Give back the full listing verbatim, apart from its images.
--- Start ---
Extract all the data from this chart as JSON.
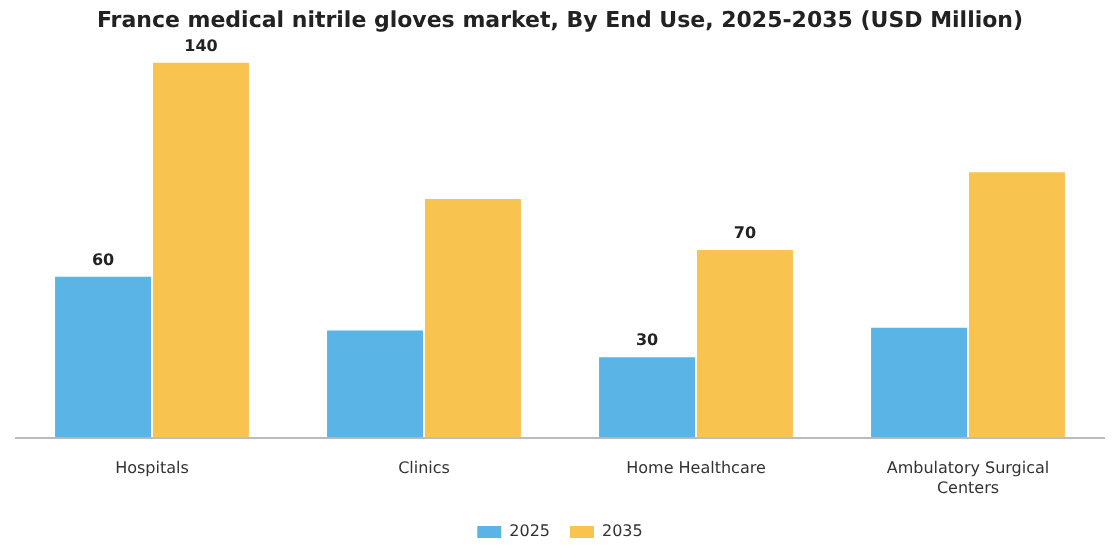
{
  "chart_data": {
    "type": "bar",
    "title": "France medical nitrile gloves market, By End Use, 2025-2035 (USD Million)",
    "categories": [
      "Hospitals",
      "Clinics",
      "Home Healthcare",
      "Ambulatory Surgical Centers"
    ],
    "series": [
      {
        "name": "2025",
        "color": "#5ab4e5",
        "values": [
          60,
          40,
          30,
          41
        ],
        "value_labels": [
          "60",
          null,
          "30",
          null
        ]
      },
      {
        "name": "2035",
        "color": "#f9c350",
        "values": [
          140,
          89,
          70,
          99
        ],
        "value_labels": [
          "140",
          null,
          "70",
          null
        ]
      }
    ],
    "legend": "bottom",
    "grid": false
  }
}
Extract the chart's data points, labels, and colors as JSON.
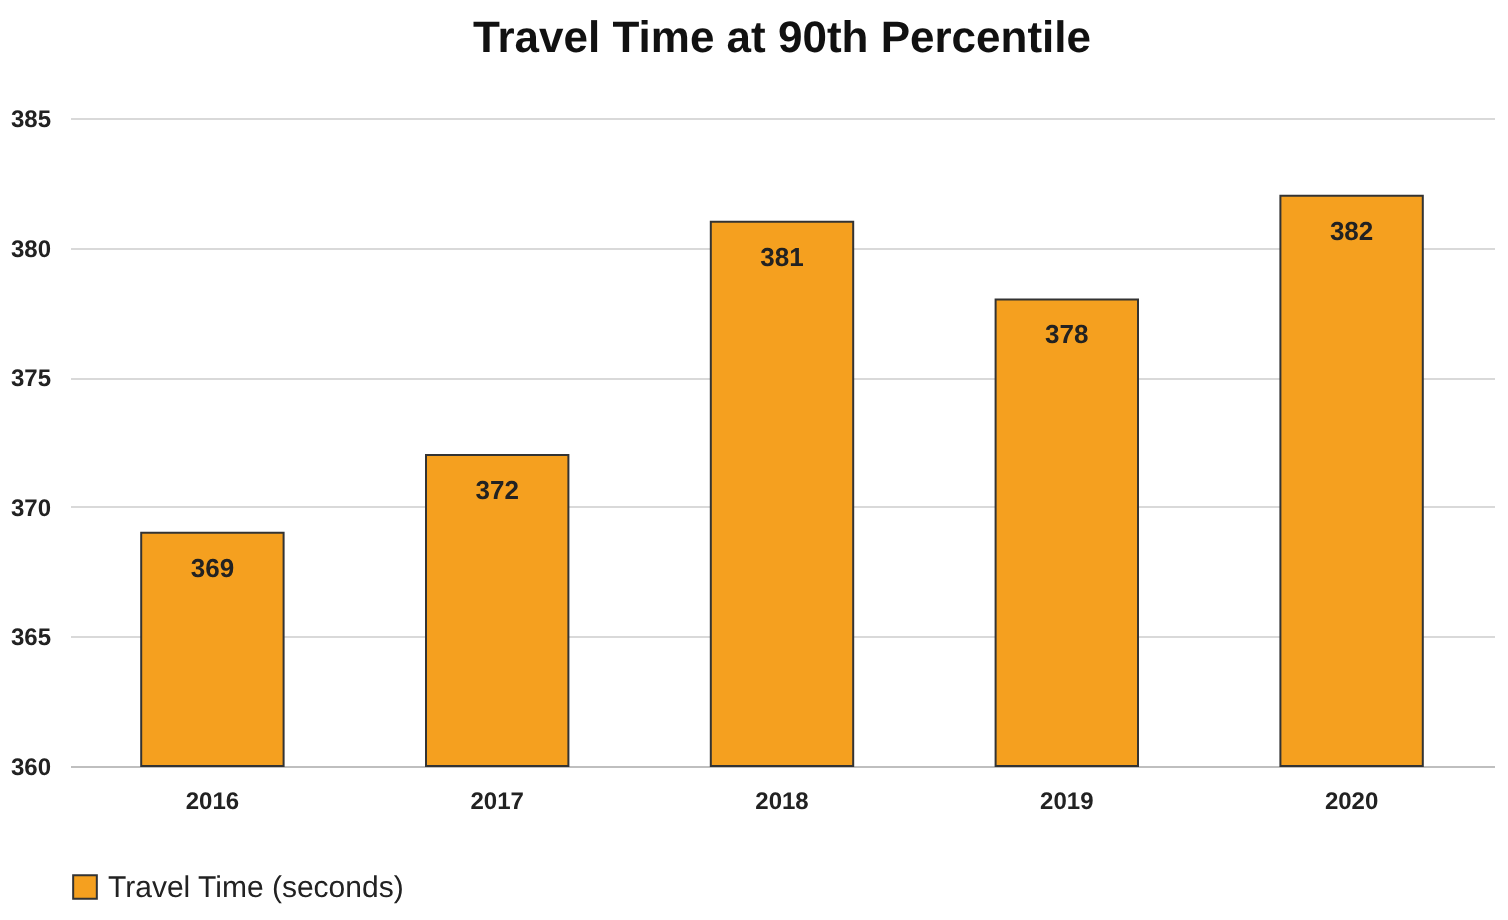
--- End ---
_FULL RESPONSE_
Extract all the data from this chart as JSON.
{
  "chart_data": {
    "type": "bar",
    "title": "France medical nitrile gloves market, By End Use, 2025-2035 (USD Million)",
    "categories": [
      "Hospitals",
      "Clinics",
      "Home Healthcare",
      "Ambulatory Surgical Centers"
    ],
    "series": [
      {
        "name": "2025",
        "color": "#5ab4e5",
        "values": [
          60,
          40,
          30,
          41
        ],
        "value_labels": [
          "60",
          null,
          "30",
          null
        ]
      },
      {
        "name": "2035",
        "color": "#f9c350",
        "values": [
          140,
          89,
          70,
          99
        ],
        "value_labels": [
          "140",
          null,
          "70",
          null
        ]
      }
    ],
    "legend": "bottom",
    "grid": false
  }
}
Extract the chart's data points, labels, and colors as JSON.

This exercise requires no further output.